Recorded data
-- Start --
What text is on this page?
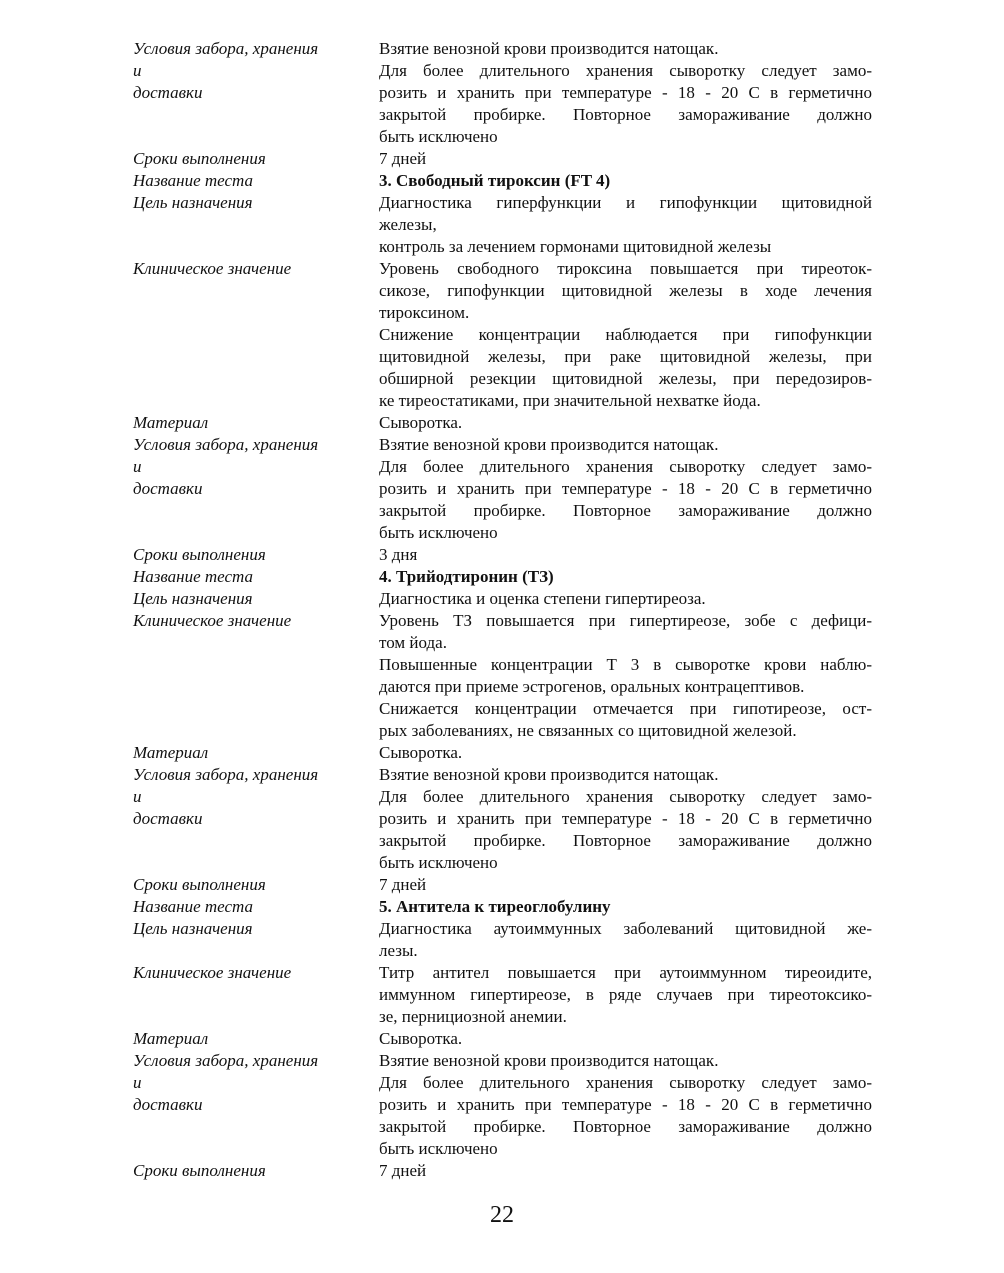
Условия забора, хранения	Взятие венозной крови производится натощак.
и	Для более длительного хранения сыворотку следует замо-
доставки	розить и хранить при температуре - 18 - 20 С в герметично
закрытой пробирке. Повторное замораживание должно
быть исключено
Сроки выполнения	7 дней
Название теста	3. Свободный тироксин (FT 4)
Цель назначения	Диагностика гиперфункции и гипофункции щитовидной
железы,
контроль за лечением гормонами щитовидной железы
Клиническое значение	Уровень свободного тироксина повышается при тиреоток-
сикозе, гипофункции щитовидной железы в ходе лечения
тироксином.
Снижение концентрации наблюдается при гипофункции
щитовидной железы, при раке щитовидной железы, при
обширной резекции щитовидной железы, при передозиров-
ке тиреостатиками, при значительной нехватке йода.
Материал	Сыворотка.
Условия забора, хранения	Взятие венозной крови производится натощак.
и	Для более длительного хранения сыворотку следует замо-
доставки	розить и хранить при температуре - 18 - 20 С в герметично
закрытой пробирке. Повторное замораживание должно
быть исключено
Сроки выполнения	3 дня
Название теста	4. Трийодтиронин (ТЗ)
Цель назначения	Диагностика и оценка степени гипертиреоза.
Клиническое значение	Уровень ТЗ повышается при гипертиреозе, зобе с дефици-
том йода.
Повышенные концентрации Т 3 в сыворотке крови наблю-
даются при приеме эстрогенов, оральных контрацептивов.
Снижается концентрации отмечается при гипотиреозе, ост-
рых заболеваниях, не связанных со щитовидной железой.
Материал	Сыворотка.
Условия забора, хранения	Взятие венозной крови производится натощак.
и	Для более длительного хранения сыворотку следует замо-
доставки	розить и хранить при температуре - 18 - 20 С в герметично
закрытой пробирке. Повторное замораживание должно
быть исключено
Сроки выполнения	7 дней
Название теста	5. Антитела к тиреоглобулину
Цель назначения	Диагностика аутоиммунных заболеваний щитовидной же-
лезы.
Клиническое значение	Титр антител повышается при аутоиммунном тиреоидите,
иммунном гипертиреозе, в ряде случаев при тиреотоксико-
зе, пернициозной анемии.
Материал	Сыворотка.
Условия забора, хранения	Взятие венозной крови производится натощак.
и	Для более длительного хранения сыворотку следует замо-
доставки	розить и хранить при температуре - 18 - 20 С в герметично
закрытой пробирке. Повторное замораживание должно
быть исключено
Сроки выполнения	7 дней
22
-- End --
Without including any pictures, print each record exactly.

What text is on this page?
Условия забора, хранения	Взятие венозной крови производится натощак.
и	Для более длительного хранения сыворотку следует замо-
доставки	розить и хранить при температуре - 18 - 20 С в герметично
закрытой пробирке. Повторное замораживание должно
быть исключено
Сроки выполнения	7 дней
Название теста	3. Свободный тироксин (FT 4)
Цель назначения	Диагностика гиперфункции и гипофункции щитовидной
железы,
контроль за лечением гормонами щитовидной железы
Клиническое значение	Уровень свободного тироксина повышается при тиреоток-
сикозе, гипофункции щитовидной железы в ходе лечения
тироксином.
Снижение концентрации наблюдается при гипофункции
щитовидной железы, при раке щитовидной железы, при
обширной резекции щитовидной железы, при передозиров-
ке тиреостатиками, при значительной нехватке йода.
Материал	Сыворотка.
Условия забора, хранения	Взятие венозной крови производится натощак.
и	Для более длительного хранения сыворотку следует замо-
доставки	розить и хранить при температуре - 18 - 20 С в герметично
закрытой пробирке. Повторное замораживание должно
быть исключено
Сроки выполнения	3 дня
Название теста	4. Трийодтиронин (ТЗ)
Цель назначения	Диагностика и оценка степени гипертиреоза.
Клиническое значение	Уровень ТЗ повышается при гипертиреозе, зобе с дефици-
том йода.
Повышенные концентрации Т 3 в сыворотке крови наблю-
даются при приеме эстрогенов, оральных контрацептивов.
Снижается концентрации отмечается при гипотиреозе, ост-
рых заболеваниях, не связанных со щитовидной железой.
Материал	Сыворотка.
Условия забора, хранения	Взятие венозной крови производится натощак.
и	Для более длительного хранения сыворотку следует замо-
доставки	розить и хранить при температуре - 18 - 20 С в герметично
закрытой пробирке. Повторное замораживание должно
быть исключено
Сроки выполнения	7 дней
Название теста	5. Антитела к тиреоглобулину
Цель назначения	Диагностика аутоиммунных заболеваний щитовидной же-
лезы.
Клиническое значение	Титр антител повышается при аутоиммунном тиреоидите,
иммунном гипертиреозе, в ряде случаев при тиреотоксико-
зе, пернициозной анемии.
Материал	Сыворотка.
Условия забора, хранения	Взятие венозной крови производится натощак.
и	Для более длительного хранения сыворотку следует замо-
доставки	розить и хранить при температуре - 18 - 20 С в герметично
закрытой пробирке. Повторное замораживание должно
быть исключено
Сроки выполнения	7 дней
22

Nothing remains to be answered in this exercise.